**TEXTE SOURCE:**

════════════════

Moderato Cantabile François Couturier Piano Anja Lechner violoncelle

Moderato Cantabile

Anja Lechner, violoncelle
François Couturier, piano

Komitas
Gurdjieff
Mompou
Couturier

Lors d'un précédent entretien, le pianiste François Couturier nous avait annoncé l'enregistrement de ce disque en duo avec Anja Lechner. Un disque sûrement très attendu par les amateurs de piano puisque l'album "Il Pergolese", réalisé avec, outre la violoncelliste, la chanteuse Maria Pia De Vito et Michele Rabbia pour les percussions et l'électronique, fait partie de la sélection par les internautes de pianobleu.com de sept disques pour l'été.
Ce nouveau disque, ou du moins un des morceaux, aurait, peut-être, pu aussi faire partie d'une autre sélection s'il était paru plus tôt : celle de l'inspection académique pour le baccalauréat 2015 option musique, qui cette année a notamment retenu le thème "Jazz et orient" et sélectionné cinq morceaux extraits de disques qui chacun évoque de façon singulière le dialogue des cultures, celles de l'Orient et celles du jazz occidental. Un thème tout à fait dans l'actualité miusicale. D'ailleurs ..."Au départ ce disque devait s'appeler "Orient-Occident" mais ce titre avait déjà été beaucoup utilisé", confie François Couturier dans un nouvel entretien à lire ci-dessous.

════════════════

**DONNÉES ENREGISTRÉES:**

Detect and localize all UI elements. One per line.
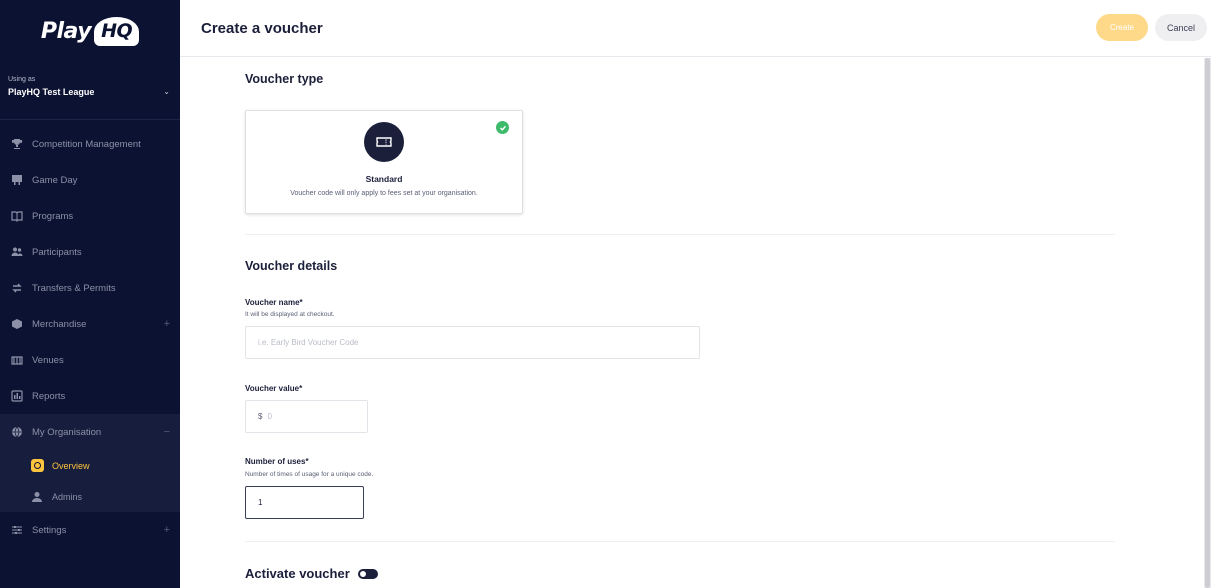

════════════════

**CONSIGNES:**
• 1. Recopiez le passage du texte sur le disque Moderato Cantabile qui va de « Ce nouveau disque, ou » jusqu'à « à lire ci-dessous. », en substituant « baccalauréat 2016 » à « baccalauréat 2015 ».
• 2. Citez, s'il vous plaît, tous les musiciens que le texte sur le disque Moderato Cantabile présente avec leur instrument ou leur rôle.
• 3. Rédigez la suite du texte sur le disque Moderato Cantabile à partir de sa dernière phrase.

**RÉPONSES:**
• 1.
Ce nouveau disque, ou du moins un des morceaux, aurait, peut-être, pu aussi faire partie d'une autre sélection s'il était paru plus tôt : celle de l'inspection académique pour le baccalauréat 2016 option musique, qui cette année a notamment retenu le thème "Jazz et orient" et sélectionné cinq morceaux extraits de disques qui chacun évoque de façon singulière le dialogue des cultures, celles de l'Orient et celles du jazz occidental. Un thème tout à fait dans l'actualité miusicale. D'ailleurs ..."Au départ ce disque devait s'appeler "Orient-Occident" mais ce titre avait déjà été beaucoup utilisé", confie François Couturier dans un nouvel entretien à lire ci-dessous.

• 2. Anja Lechner (violoncelle), François Couturier (piano), Maria Pia De Vito (chant), Michele Rabbia (percussions et électronique)

• 3.
Cette fois il n'y a pas de chanteuse mais, ainsi le suggère le titre qui signifie "modérément et mélodieusement", la mélodie est aussi au coeur de ce disque. Un titre qui, certes, a aussi été utilisé auparavant : par la romancière Marguerite Duras dont le livre a donné lieu plus tard à un film de Peter Brooks, lui-même influencé par un des "compositeurs" de pièces de ce disque : Gurdjieff. Donc tout à fait adapté à cet enregistrement.
Les guillemets autour du mot compositeurs se justifient par le fait que ce statut de compositeur est discutable pour Gurjieff, car en fait, semble-t-il, il ne faisait que rapporter des mélodies qu'il avait entendues dans le Caucase et en Asie Orientale , et c'est le pianiste Thomas de Hartman qui les arrangeaient, mais ce dernier disait que cette musique n'était pas de lui mais celle de Gurdjieff, alors... Et il est vrai que l'on pourrait discuter des heures parfois sur les véritables "propriétaires" d'une musique, selon aussi ce qu'en fait les interprètes, arrangeurs etc... ainsi Mompou autre, compositeur au "générique" de ce disque a lui-même dit : « Je crois que la musique appartient à l’interprète authentique, à l’artiste authentique ». Modestement François Couturier considère que la musique de ce disque reste aux compositeurs, mais à l'écoute de ce duo qui a l'habitude de travailler ensemble, on a pourtant d'abord en mémoire ces précédents disques qui nous ont déjà ravis, certes dont déjà un disque "Musica Callada" de Mompou, car c'est un compositeur qu'il aime particulièrement.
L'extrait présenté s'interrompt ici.